**PROMPT**
Restate the data word for word and leave the images out.

========================================================================

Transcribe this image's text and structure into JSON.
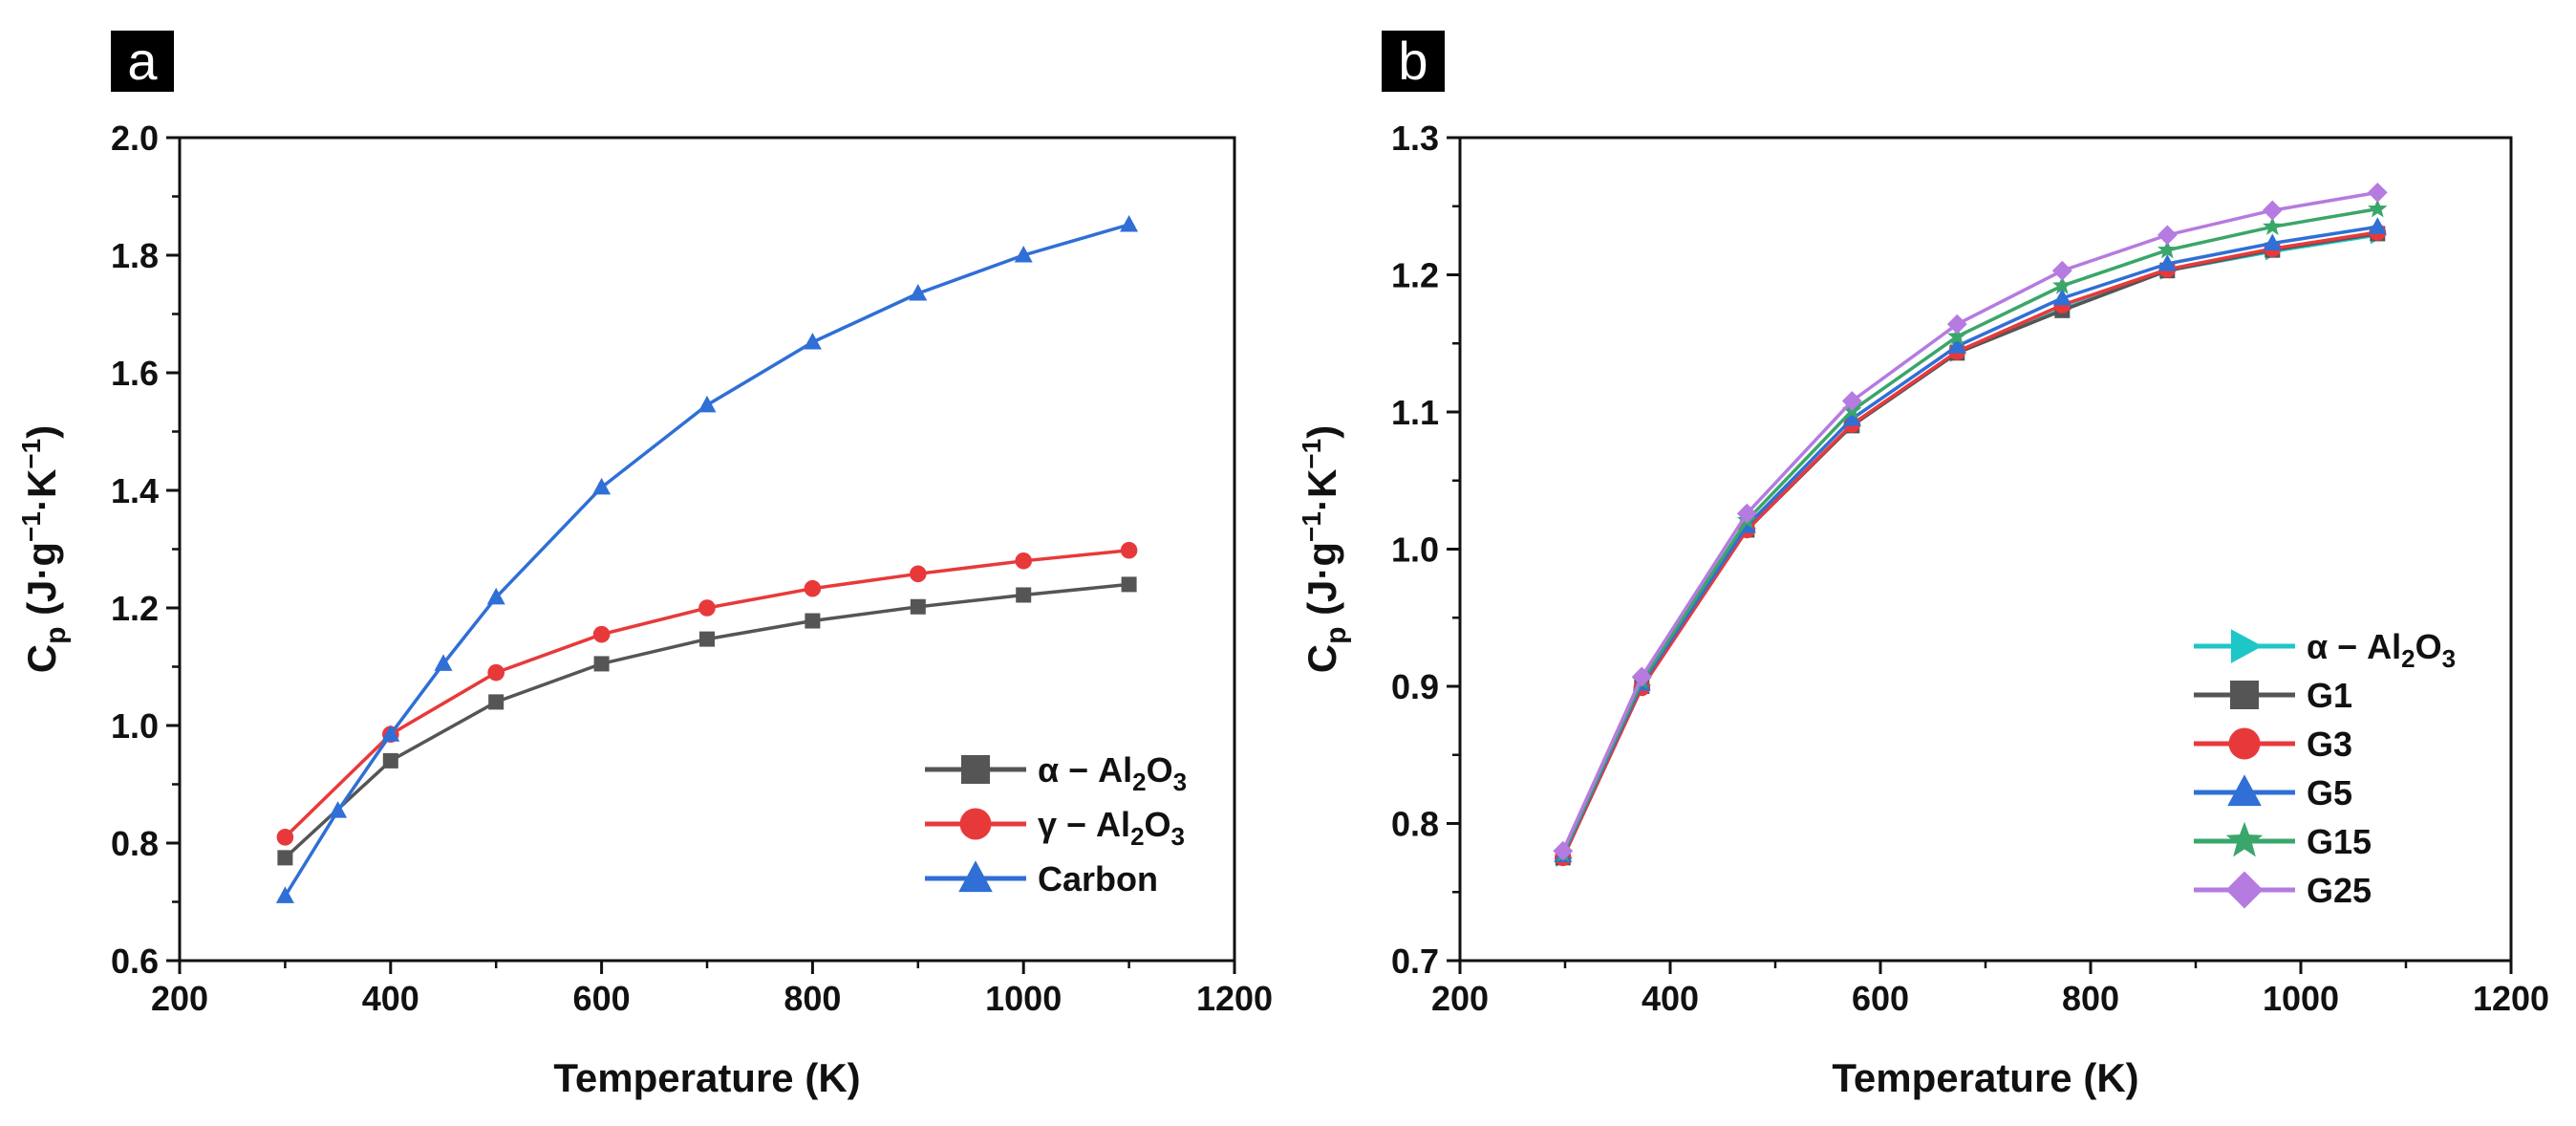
{
  "chart_data": [
    {
      "panel_label": "a",
      "type": "line",
      "xlabel": "Temperature (K)",
      "ylabel": {
        "main": "C",
        "sub": "p",
        "units": "(J·g",
        "exp1": "−1",
        "mid": "·K",
        "exp2": "−1",
        "close": ")"
      },
      "xlim": [
        200,
        1200
      ],
      "ylim": [
        0.6,
        2.0
      ],
      "xticks": [
        200,
        400,
        600,
        800,
        1000,
        1200
      ],
      "yticks": [
        0.6,
        0.8,
        1.0,
        1.2,
        1.4,
        1.6,
        1.8,
        2.0
      ],
      "xtick_labels": [
        "200",
        "400",
        "600",
        "800",
        "1000",
        "1200"
      ],
      "ytick_labels": [
        "0.6",
        "0.8",
        "1.0",
        "1.2",
        "1.4",
        "1.6",
        "1.8",
        "2.0"
      ],
      "grid": false,
      "legend_position": "bottom-right",
      "series": [
        {
          "legend": {
            "prefix": "α − Al",
            "s1": "2",
            "mid": "O",
            "s2": "3"
          },
          "color": "#555555",
          "marker": "square",
          "x": [
            300,
            400,
            500,
            600,
            700,
            800,
            900,
            1000,
            1100
          ],
          "y": [
            0.775,
            0.94,
            1.04,
            1.105,
            1.147,
            1.178,
            1.202,
            1.222,
            1.24
          ]
        },
        {
          "legend": {
            "prefix": "γ − Al",
            "s1": "2",
            "mid": "O",
            "s2": "3"
          },
          "color": "#e8393a",
          "marker": "circle",
          "x": [
            300,
            400,
            500,
            600,
            700,
            800,
            900,
            1000,
            1100
          ],
          "y": [
            0.81,
            0.985,
            1.09,
            1.155,
            1.2,
            1.233,
            1.258,
            1.28,
            1.298
          ]
        },
        {
          "legend": {
            "prefix": "Carbon",
            "s1": "",
            "mid": "",
            "s2": ""
          },
          "color": "#2f6fd6",
          "marker": "triangle",
          "x": [
            300,
            350,
            400,
            450,
            500,
            600,
            700,
            800,
            900,
            1000,
            1100
          ],
          "y": [
            0.71,
            0.855,
            0.985,
            1.105,
            1.218,
            1.405,
            1.545,
            1.652,
            1.735,
            1.8,
            1.852
          ]
        }
      ]
    },
    {
      "panel_label": "b",
      "type": "line",
      "xlabel": "Temperature (K)",
      "ylabel": {
        "main": "C",
        "sub": "p",
        "units": "(J·g",
        "exp1": "−1",
        "mid": "·K",
        "exp2": "−1",
        "close": ")"
      },
      "xlim": [
        200,
        1200
      ],
      "ylim": [
        0.7,
        1.3
      ],
      "xticks": [
        200,
        400,
        600,
        800,
        1000,
        1200
      ],
      "yticks": [
        0.7,
        0.8,
        0.9,
        1.0,
        1.1,
        1.2,
        1.3
      ],
      "xtick_labels": [
        "200",
        "400",
        "600",
        "800",
        "1000",
        "1200"
      ],
      "ytick_labels": [
        "0.7",
        "0.8",
        "0.9",
        "1.0",
        "1.1",
        "1.2",
        "1.3"
      ],
      "grid": false,
      "legend_position": "bottom-right",
      "series": [
        {
          "legend": {
            "prefix": "α − Al",
            "s1": "2",
            "mid": "O",
            "s2": "3"
          },
          "color": "#1fc6c8",
          "marker": "triangle-right",
          "x": [
            298,
            373,
            473,
            573,
            673,
            773,
            873,
            973,
            1073
          ],
          "y": [
            0.775,
            0.901,
            1.015,
            1.09,
            1.143,
            1.175,
            1.203,
            1.217,
            1.229
          ]
        },
        {
          "legend": {
            "prefix": "G1",
            "s1": "",
            "mid": "",
            "s2": ""
          },
          "color": "#555555",
          "marker": "square",
          "x": [
            298,
            373,
            473,
            573,
            673,
            773,
            873,
            973,
            1073
          ],
          "y": [
            0.775,
            0.9,
            1.014,
            1.09,
            1.143,
            1.174,
            1.203,
            1.218,
            1.23
          ]
        },
        {
          "legend": {
            "prefix": "G3",
            "s1": "",
            "mid": "",
            "s2": ""
          },
          "color": "#e8393a",
          "marker": "circle",
          "x": [
            298,
            373,
            473,
            573,
            673,
            773,
            873,
            973,
            1073
          ],
          "y": [
            0.775,
            0.899,
            1.014,
            1.091,
            1.144,
            1.178,
            1.204,
            1.219,
            1.231
          ]
        },
        {
          "legend": {
            "prefix": "G5",
            "s1": "",
            "mid": "",
            "s2": ""
          },
          "color": "#2f6fd6",
          "marker": "triangle",
          "x": [
            298,
            373,
            473,
            573,
            673,
            773,
            873,
            973,
            1073
          ],
          "y": [
            0.777,
            0.902,
            1.017,
            1.095,
            1.148,
            1.183,
            1.208,
            1.223,
            1.235
          ]
        },
        {
          "legend": {
            "prefix": "G15",
            "s1": "",
            "mid": "",
            "s2": ""
          },
          "color": "#3aa66a",
          "marker": "star",
          "x": [
            298,
            373,
            473,
            573,
            673,
            773,
            873,
            973,
            1073
          ],
          "y": [
            0.778,
            0.904,
            1.021,
            1.101,
            1.155,
            1.192,
            1.218,
            1.235,
            1.248
          ]
        },
        {
          "legend": {
            "prefix": "G25",
            "s1": "",
            "mid": "",
            "s2": ""
          },
          "color": "#b57be0",
          "marker": "diamond",
          "x": [
            298,
            373,
            473,
            573,
            673,
            773,
            873,
            973,
            1073
          ],
          "y": [
            0.78,
            0.907,
            1.026,
            1.108,
            1.164,
            1.203,
            1.229,
            1.247,
            1.26
          ]
        }
      ]
    }
  ]
}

========================================================================

**ANSWER FOR THIS EXERCISE**
Transcribe this image's text and structure into JSON.
{
  "chart_data": [
    {
      "panel_label": "a",
      "type": "line",
      "xlabel": "Temperature (K)",
      "ylabel": {
        "main": "C",
        "sub": "p",
        "units": "(J·g",
        "exp1": "−1",
        "mid": "·K",
        "exp2": "−1",
        "close": ")"
      },
      "xlim": [
        200,
        1200
      ],
      "ylim": [
        0.6,
        2.0
      ],
      "xticks": [
        200,
        400,
        600,
        800,
        1000,
        1200
      ],
      "yticks": [
        0.6,
        0.8,
        1.0,
        1.2,
        1.4,
        1.6,
        1.8,
        2.0
      ],
      "xtick_labels": [
        "200",
        "400",
        "600",
        "800",
        "1000",
        "1200"
      ],
      "ytick_labels": [
        "0.6",
        "0.8",
        "1.0",
        "1.2",
        "1.4",
        "1.6",
        "1.8",
        "2.0"
      ],
      "grid": false,
      "legend_position": "bottom-right",
      "series": [
        {
          "legend": {
            "prefix": "α − Al",
            "s1": "2",
            "mid": "O",
            "s2": "3"
          },
          "color": "#555555",
          "marker": "square",
          "x": [
            300,
            400,
            500,
            600,
            700,
            800,
            900,
            1000,
            1100
          ],
          "y": [
            0.775,
            0.94,
            1.04,
            1.105,
            1.147,
            1.178,
            1.202,
            1.222,
            1.24
          ]
        },
        {
          "legend": {
            "prefix": "γ − Al",
            "s1": "2",
            "mid": "O",
            "s2": "3"
          },
          "color": "#e8393a",
          "marker": "circle",
          "x": [
            300,
            400,
            500,
            600,
            700,
            800,
            900,
            1000,
            1100
          ],
          "y": [
            0.81,
            0.985,
            1.09,
            1.155,
            1.2,
            1.233,
            1.258,
            1.28,
            1.298
          ]
        },
        {
          "legend": {
            "prefix": "Carbon",
            "s1": "",
            "mid": "",
            "s2": ""
          },
          "color": "#2f6fd6",
          "marker": "triangle",
          "x": [
            300,
            350,
            400,
            450,
            500,
            600,
            700,
            800,
            900,
            1000,
            1100
          ],
          "y": [
            0.71,
            0.855,
            0.985,
            1.105,
            1.218,
            1.405,
            1.545,
            1.652,
            1.735,
            1.8,
            1.852
          ]
        }
      ]
    },
    {
      "panel_label": "b",
      "type": "line",
      "xlabel": "Temperature (K)",
      "ylabel": {
        "main": "C",
        "sub": "p",
        "units": "(J·g",
        "exp1": "−1",
        "mid": "·K",
        "exp2": "−1",
        "close": ")"
      },
      "xlim": [
        200,
        1200
      ],
      "ylim": [
        0.7,
        1.3
      ],
      "xticks": [
        200,
        400,
        600,
        800,
        1000,
        1200
      ],
      "yticks": [
        0.7,
        0.8,
        0.9,
        1.0,
        1.1,
        1.2,
        1.3
      ],
      "xtick_labels": [
        "200",
        "400",
        "600",
        "800",
        "1000",
        "1200"
      ],
      "ytick_labels": [
        "0.7",
        "0.8",
        "0.9",
        "1.0",
        "1.1",
        "1.2",
        "1.3"
      ],
      "grid": false,
      "legend_position": "bottom-right",
      "series": [
        {
          "legend": {
            "prefix": "α − Al",
            "s1": "2",
            "mid": "O",
            "s2": "3"
          },
          "color": "#1fc6c8",
          "marker": "triangle-right",
          "x": [
            298,
            373,
            473,
            573,
            673,
            773,
            873,
            973,
            1073
          ],
          "y": [
            0.775,
            0.901,
            1.015,
            1.09,
            1.143,
            1.175,
            1.203,
            1.217,
            1.229
          ]
        },
        {
          "legend": {
            "prefix": "G1",
            "s1": "",
            "mid": "",
            "s2": ""
          },
          "color": "#555555",
          "marker": "square",
          "x": [
            298,
            373,
            473,
            573,
            673,
            773,
            873,
            973,
            1073
          ],
          "y": [
            0.775,
            0.9,
            1.014,
            1.09,
            1.143,
            1.174,
            1.203,
            1.218,
            1.23
          ]
        },
        {
          "legend": {
            "prefix": "G3",
            "s1": "",
            "mid": "",
            "s2": ""
          },
          "color": "#e8393a",
          "marker": "circle",
          "x": [
            298,
            373,
            473,
            573,
            673,
            773,
            873,
            973,
            1073
          ],
          "y": [
            0.775,
            0.899,
            1.014,
            1.091,
            1.144,
            1.178,
            1.204,
            1.219,
            1.231
          ]
        },
        {
          "legend": {
            "prefix": "G5",
            "s1": "",
            "mid": "",
            "s2": ""
          },
          "color": "#2f6fd6",
          "marker": "triangle",
          "x": [
            298,
            373,
            473,
            573,
            673,
            773,
            873,
            973,
            1073
          ],
          "y": [
            0.777,
            0.902,
            1.017,
            1.095,
            1.148,
            1.183,
            1.208,
            1.223,
            1.235
          ]
        },
        {
          "legend": {
            "prefix": "G15",
            "s1": "",
            "mid": "",
            "s2": ""
          },
          "color": "#3aa66a",
          "marker": "star",
          "x": [
            298,
            373,
            473,
            573,
            673,
            773,
            873,
            973,
            1073
          ],
          "y": [
            0.778,
            0.904,
            1.021,
            1.101,
            1.155,
            1.192,
            1.218,
            1.235,
            1.248
          ]
        },
        {
          "legend": {
            "prefix": "G25",
            "s1": "",
            "mid": "",
            "s2": ""
          },
          "color": "#b57be0",
          "marker": "diamond",
          "x": [
            298,
            373,
            473,
            573,
            673,
            773,
            873,
            973,
            1073
          ],
          "y": [
            0.78,
            0.907,
            1.026,
            1.108,
            1.164,
            1.203,
            1.229,
            1.247,
            1.26
          ]
        }
      ]
    }
  ]
}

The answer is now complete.